## The task:
Wherever the word "luku" appears in a line, extract that line.

## Records for this exercise:
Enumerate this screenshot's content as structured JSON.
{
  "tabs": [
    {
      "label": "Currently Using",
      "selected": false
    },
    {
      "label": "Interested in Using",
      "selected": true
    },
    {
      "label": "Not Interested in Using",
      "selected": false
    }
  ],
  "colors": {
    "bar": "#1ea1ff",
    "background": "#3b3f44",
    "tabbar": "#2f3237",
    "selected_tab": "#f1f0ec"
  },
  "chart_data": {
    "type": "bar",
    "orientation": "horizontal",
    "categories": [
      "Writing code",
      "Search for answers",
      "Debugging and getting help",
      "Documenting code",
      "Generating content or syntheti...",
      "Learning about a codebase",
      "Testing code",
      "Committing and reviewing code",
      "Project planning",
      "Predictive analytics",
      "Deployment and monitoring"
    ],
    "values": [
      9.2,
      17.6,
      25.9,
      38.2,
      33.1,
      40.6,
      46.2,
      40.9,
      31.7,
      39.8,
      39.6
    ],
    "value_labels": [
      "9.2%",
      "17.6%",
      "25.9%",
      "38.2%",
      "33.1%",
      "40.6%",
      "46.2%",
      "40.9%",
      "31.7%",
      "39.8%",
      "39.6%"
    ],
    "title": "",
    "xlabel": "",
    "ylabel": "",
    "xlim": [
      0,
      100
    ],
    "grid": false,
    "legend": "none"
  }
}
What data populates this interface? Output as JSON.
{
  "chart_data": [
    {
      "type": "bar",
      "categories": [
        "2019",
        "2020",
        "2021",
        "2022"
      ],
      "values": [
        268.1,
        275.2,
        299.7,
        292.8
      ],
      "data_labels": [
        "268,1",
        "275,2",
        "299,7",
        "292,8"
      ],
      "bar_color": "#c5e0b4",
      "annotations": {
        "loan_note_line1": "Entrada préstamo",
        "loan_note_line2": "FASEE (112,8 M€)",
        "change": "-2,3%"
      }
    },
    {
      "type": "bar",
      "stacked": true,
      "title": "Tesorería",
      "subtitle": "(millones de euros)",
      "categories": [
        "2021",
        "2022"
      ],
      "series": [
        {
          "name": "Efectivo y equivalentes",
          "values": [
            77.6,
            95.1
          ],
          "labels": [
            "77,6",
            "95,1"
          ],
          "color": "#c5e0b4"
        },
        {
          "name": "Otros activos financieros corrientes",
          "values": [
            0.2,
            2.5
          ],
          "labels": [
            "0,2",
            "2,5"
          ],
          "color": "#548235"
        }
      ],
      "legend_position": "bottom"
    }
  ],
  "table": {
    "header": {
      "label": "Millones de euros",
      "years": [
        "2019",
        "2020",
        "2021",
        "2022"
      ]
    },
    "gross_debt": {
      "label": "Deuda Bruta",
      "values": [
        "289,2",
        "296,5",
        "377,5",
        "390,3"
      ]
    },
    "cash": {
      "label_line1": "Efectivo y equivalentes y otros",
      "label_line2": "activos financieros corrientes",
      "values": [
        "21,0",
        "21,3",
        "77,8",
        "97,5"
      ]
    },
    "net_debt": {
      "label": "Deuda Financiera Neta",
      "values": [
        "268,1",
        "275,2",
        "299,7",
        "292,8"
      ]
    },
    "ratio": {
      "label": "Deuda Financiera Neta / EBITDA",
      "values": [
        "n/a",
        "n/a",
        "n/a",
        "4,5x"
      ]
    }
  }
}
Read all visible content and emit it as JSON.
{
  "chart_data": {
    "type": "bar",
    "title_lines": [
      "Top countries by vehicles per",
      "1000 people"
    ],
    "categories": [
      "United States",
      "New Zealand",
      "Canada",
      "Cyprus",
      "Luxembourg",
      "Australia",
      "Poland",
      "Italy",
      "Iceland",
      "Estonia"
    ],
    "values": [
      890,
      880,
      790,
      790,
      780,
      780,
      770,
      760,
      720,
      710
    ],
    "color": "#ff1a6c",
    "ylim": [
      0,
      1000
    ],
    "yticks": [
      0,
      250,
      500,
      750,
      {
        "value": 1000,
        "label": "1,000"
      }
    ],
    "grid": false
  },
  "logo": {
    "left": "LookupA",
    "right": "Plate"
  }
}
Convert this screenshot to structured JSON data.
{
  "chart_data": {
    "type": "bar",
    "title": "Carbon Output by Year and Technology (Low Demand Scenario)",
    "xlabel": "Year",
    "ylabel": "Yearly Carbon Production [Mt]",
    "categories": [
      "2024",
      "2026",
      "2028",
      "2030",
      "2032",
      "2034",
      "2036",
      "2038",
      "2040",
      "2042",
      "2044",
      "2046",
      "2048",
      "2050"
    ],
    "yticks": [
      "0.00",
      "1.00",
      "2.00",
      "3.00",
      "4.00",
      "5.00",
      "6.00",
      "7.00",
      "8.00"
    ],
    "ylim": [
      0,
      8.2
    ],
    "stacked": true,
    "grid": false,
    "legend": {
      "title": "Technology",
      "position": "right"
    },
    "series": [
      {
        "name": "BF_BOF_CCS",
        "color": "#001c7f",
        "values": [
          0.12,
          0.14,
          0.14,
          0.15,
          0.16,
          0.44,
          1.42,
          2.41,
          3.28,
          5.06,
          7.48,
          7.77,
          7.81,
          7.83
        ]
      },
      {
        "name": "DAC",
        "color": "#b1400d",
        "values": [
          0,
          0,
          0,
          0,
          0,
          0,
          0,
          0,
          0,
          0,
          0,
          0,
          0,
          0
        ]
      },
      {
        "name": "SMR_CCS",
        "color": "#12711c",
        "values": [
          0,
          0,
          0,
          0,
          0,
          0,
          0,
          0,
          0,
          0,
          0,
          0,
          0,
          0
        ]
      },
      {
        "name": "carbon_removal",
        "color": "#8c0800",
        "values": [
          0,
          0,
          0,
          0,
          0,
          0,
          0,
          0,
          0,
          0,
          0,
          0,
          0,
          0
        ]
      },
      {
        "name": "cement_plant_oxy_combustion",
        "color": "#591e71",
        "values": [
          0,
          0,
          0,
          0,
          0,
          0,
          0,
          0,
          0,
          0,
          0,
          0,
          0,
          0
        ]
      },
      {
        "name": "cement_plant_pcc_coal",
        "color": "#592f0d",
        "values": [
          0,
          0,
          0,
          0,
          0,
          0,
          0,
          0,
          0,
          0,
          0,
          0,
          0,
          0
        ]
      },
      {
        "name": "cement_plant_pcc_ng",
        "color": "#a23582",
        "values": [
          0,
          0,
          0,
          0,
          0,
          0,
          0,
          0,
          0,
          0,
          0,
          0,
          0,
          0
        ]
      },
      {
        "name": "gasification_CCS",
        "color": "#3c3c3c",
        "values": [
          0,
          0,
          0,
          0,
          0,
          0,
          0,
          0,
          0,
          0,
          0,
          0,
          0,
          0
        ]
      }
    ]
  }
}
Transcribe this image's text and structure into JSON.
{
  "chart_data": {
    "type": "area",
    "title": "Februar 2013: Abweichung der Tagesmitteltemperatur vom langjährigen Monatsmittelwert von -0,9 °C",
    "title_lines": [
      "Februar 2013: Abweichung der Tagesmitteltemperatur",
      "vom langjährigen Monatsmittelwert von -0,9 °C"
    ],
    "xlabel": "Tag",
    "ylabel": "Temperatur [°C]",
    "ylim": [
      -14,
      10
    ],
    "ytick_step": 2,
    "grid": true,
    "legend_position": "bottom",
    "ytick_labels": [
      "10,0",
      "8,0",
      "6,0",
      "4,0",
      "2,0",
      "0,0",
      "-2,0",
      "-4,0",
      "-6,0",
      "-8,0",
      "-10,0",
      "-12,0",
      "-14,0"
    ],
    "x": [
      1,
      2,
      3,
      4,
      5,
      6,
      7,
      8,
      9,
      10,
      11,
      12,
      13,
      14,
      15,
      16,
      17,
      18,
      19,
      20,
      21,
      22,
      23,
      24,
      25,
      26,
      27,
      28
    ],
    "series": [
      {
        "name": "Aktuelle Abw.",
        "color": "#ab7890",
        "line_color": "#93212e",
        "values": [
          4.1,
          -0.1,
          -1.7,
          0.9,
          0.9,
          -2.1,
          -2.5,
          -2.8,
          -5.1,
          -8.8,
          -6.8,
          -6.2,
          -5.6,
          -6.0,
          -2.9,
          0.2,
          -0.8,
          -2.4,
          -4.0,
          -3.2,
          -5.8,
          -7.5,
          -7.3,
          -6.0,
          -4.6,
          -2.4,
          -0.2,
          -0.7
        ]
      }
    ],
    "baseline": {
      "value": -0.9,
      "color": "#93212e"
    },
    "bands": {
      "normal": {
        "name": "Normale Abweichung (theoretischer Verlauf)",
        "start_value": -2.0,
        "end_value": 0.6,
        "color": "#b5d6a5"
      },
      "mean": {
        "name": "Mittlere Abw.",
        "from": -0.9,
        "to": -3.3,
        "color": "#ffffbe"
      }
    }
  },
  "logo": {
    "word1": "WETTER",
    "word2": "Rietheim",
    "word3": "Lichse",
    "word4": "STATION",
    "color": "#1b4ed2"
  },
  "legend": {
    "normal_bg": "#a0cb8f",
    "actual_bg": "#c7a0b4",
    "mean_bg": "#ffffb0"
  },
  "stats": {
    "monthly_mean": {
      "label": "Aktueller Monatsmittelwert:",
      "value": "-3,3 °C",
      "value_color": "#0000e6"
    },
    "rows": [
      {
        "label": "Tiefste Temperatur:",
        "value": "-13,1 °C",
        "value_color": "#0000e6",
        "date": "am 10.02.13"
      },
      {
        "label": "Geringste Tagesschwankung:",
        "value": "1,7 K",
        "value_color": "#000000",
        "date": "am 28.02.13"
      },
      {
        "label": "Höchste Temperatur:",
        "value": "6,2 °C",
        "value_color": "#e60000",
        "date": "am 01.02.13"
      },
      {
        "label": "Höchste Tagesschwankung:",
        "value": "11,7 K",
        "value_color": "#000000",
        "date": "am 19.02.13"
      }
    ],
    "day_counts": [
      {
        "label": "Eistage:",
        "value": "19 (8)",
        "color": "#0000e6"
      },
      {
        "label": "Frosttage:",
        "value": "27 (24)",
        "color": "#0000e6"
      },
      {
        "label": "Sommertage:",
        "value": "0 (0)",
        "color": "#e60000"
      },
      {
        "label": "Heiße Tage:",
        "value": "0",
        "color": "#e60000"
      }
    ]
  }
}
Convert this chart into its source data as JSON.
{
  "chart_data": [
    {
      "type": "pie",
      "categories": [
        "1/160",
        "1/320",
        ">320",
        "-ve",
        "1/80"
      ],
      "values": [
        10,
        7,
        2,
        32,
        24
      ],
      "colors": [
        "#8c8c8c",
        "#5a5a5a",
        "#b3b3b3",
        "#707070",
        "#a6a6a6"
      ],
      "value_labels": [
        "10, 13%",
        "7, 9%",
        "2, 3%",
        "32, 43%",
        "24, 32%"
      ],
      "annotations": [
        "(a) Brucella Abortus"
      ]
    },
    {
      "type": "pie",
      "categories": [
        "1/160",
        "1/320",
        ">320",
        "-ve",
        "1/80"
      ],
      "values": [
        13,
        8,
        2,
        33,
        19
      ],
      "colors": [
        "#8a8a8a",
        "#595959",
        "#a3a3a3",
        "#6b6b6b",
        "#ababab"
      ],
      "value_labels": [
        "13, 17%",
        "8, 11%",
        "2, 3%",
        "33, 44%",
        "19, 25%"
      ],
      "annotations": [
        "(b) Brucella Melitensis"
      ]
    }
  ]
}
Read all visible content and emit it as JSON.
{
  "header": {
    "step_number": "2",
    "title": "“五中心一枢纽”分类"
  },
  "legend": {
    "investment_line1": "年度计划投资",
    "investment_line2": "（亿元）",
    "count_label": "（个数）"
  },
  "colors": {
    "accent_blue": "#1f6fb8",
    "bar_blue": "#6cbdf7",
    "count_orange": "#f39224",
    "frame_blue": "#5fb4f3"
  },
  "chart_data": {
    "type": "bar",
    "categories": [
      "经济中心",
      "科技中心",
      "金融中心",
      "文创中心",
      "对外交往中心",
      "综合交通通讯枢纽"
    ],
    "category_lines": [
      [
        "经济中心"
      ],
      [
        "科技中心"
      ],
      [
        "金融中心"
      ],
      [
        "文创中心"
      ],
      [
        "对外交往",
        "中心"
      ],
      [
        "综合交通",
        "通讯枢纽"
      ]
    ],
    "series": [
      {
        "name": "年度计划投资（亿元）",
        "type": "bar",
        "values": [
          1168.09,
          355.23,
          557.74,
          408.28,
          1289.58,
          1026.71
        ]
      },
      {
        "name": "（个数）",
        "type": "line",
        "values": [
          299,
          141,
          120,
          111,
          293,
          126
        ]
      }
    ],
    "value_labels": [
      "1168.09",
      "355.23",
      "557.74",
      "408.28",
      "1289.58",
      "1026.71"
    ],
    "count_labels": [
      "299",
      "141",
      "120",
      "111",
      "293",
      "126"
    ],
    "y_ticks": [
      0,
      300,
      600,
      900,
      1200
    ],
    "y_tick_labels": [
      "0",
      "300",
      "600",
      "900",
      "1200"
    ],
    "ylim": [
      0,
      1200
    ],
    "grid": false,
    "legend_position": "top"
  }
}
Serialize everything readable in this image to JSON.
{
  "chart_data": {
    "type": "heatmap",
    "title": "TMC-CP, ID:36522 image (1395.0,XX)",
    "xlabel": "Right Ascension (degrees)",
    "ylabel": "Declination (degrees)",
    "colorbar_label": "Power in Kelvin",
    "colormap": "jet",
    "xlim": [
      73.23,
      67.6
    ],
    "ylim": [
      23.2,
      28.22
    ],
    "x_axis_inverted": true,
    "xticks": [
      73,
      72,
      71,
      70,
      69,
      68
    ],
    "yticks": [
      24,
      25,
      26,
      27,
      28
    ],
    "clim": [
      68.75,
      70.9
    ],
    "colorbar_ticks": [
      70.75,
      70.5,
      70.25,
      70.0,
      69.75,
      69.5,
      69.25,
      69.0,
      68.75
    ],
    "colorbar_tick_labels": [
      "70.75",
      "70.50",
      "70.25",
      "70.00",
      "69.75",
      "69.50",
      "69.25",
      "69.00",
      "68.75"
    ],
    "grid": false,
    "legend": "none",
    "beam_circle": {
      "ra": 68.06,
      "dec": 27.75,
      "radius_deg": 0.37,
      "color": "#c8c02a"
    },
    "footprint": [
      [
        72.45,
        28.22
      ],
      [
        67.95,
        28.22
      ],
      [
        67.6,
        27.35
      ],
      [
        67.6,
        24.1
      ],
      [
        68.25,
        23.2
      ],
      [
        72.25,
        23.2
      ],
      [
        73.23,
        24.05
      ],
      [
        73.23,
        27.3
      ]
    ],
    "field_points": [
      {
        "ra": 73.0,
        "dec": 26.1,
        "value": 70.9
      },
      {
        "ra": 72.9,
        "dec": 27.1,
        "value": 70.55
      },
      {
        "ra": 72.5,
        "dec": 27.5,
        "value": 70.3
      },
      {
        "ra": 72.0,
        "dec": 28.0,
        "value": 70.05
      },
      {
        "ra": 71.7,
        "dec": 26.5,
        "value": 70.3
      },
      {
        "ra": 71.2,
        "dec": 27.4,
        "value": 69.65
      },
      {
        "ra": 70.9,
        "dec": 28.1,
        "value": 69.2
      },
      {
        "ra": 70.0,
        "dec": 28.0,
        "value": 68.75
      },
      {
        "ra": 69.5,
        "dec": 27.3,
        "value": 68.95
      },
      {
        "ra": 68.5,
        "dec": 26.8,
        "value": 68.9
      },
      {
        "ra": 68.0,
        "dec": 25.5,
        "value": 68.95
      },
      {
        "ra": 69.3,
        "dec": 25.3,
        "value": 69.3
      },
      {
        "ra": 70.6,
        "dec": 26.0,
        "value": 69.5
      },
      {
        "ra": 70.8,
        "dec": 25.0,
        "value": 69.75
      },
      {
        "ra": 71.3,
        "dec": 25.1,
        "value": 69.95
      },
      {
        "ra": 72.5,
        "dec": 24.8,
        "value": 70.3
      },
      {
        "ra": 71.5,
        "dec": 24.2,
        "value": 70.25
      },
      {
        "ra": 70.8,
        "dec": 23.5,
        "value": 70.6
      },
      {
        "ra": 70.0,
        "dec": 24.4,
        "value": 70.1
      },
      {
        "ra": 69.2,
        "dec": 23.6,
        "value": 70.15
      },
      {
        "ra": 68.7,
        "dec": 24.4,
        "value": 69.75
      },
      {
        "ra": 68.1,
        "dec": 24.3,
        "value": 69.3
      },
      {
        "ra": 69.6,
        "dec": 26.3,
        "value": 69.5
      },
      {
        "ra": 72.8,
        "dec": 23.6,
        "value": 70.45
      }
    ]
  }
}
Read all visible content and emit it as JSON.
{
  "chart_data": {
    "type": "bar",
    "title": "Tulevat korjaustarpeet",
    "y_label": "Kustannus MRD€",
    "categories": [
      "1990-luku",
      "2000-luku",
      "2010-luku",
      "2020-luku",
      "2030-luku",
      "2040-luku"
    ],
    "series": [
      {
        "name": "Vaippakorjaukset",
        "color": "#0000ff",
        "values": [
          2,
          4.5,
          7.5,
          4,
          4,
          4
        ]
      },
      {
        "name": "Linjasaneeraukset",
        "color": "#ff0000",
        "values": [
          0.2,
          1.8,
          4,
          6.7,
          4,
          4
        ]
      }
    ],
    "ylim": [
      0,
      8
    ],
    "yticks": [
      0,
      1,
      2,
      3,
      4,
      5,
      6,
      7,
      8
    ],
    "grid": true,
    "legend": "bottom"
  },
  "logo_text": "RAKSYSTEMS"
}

## The reply:
      "1990-luku",
      "2000-luku",
      "2010-luku",
      "2020-luku",
      "2030-luku",
      "2040-luku"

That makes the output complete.